▶ _WHAT IS EXPECTED_
Return all lines from the listing below in which the string "Collection" occurs.

'''

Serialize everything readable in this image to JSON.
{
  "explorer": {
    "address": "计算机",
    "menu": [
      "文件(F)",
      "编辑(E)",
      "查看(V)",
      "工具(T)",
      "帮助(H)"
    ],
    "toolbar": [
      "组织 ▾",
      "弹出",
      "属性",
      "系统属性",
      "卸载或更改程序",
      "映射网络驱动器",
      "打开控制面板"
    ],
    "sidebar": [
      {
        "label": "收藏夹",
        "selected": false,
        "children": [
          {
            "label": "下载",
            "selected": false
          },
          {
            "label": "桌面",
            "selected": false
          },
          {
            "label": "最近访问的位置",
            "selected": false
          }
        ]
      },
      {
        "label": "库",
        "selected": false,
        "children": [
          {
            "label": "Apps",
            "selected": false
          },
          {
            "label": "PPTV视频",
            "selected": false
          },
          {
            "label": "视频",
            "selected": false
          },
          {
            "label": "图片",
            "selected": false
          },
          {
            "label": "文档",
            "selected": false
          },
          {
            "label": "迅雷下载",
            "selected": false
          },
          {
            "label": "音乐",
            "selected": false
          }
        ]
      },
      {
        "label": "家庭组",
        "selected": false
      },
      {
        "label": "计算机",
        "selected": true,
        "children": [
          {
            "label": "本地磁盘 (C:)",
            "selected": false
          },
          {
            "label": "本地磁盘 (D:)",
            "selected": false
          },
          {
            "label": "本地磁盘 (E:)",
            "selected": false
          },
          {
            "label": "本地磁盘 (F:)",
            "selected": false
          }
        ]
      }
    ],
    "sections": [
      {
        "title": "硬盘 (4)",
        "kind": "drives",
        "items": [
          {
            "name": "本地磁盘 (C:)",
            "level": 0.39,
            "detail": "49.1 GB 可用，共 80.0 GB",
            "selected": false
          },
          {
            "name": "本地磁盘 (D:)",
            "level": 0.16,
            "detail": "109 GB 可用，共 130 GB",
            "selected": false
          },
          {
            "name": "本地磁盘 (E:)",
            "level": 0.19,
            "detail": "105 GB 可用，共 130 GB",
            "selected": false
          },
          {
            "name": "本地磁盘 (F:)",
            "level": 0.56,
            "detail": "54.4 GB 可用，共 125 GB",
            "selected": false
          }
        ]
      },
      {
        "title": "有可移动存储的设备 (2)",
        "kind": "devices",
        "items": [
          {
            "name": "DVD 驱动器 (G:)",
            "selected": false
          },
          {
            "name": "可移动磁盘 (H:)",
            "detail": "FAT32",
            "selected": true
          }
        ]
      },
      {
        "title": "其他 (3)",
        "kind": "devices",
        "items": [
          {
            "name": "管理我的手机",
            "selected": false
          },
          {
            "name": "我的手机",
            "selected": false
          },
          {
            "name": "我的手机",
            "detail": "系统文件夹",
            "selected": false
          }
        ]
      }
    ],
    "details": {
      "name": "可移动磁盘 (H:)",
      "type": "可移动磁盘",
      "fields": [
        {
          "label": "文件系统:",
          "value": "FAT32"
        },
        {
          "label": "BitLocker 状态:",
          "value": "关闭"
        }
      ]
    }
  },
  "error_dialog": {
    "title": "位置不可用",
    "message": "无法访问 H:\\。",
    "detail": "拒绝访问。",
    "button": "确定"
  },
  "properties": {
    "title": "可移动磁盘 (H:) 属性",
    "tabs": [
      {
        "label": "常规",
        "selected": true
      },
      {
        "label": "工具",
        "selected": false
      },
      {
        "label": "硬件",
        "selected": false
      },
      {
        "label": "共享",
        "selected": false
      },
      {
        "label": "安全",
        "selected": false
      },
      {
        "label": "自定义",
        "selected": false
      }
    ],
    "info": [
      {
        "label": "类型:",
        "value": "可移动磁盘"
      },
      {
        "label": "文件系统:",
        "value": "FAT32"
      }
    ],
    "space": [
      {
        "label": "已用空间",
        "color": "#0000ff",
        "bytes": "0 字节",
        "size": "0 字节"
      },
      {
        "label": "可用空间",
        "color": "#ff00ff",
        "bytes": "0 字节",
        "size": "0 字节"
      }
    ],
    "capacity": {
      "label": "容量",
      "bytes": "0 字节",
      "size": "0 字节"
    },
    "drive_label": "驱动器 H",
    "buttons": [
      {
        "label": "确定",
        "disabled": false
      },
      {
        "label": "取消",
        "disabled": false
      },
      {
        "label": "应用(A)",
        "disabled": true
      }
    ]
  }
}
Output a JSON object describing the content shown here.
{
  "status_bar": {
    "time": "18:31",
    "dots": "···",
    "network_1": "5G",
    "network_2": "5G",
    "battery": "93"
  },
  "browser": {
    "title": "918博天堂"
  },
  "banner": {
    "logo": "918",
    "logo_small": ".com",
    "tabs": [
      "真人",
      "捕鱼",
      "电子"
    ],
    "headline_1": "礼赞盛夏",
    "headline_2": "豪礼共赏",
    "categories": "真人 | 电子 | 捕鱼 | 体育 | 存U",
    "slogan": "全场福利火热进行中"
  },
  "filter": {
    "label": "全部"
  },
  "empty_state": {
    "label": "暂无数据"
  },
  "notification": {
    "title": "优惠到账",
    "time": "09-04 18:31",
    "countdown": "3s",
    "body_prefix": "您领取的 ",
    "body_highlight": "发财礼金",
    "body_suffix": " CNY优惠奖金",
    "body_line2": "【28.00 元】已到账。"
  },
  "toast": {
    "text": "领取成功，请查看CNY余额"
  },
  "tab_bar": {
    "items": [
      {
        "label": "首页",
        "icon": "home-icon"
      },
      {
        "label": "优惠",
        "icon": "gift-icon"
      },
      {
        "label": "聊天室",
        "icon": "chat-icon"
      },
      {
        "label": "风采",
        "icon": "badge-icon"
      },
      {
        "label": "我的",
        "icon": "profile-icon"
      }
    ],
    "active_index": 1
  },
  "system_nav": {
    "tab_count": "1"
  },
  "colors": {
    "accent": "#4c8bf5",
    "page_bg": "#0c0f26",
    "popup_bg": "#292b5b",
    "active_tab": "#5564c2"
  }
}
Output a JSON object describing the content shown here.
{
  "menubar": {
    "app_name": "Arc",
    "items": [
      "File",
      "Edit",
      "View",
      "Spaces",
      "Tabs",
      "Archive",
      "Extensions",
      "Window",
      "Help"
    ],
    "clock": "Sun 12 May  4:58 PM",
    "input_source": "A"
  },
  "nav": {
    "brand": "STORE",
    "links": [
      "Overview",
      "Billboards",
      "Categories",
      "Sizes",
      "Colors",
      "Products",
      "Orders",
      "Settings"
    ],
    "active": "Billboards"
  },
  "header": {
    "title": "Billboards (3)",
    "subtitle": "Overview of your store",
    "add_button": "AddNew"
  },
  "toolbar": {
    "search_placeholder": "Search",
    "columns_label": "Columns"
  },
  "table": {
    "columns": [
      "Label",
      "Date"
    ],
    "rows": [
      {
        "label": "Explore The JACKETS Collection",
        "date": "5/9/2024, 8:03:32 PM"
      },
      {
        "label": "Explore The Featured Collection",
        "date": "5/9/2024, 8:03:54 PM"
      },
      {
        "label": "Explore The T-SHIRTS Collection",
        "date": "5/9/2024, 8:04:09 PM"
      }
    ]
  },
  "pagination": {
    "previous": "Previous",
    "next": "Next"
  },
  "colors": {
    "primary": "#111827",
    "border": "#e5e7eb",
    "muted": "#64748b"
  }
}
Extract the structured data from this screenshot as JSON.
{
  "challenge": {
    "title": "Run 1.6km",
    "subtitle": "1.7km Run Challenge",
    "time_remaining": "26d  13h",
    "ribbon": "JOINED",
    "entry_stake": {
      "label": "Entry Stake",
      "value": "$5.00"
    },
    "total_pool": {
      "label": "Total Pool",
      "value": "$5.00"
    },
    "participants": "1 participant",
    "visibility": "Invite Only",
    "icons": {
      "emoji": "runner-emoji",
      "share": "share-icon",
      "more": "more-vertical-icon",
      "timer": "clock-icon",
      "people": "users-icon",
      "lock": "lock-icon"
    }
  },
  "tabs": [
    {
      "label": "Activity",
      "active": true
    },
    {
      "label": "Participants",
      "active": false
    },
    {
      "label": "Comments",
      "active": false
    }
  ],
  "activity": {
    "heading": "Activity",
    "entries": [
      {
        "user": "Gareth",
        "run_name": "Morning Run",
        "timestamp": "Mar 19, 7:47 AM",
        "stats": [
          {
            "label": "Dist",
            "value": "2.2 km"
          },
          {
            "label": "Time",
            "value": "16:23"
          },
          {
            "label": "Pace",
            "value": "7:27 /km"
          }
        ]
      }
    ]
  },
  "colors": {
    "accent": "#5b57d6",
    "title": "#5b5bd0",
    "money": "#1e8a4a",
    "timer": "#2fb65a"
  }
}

'''

▶ _WRITTEN SOLUTION_
        "label": "Explore The JACKETS Collection",
        "label": "Explore The Featured Collection",
        "label": "Explore The T-SHIRTS Collection",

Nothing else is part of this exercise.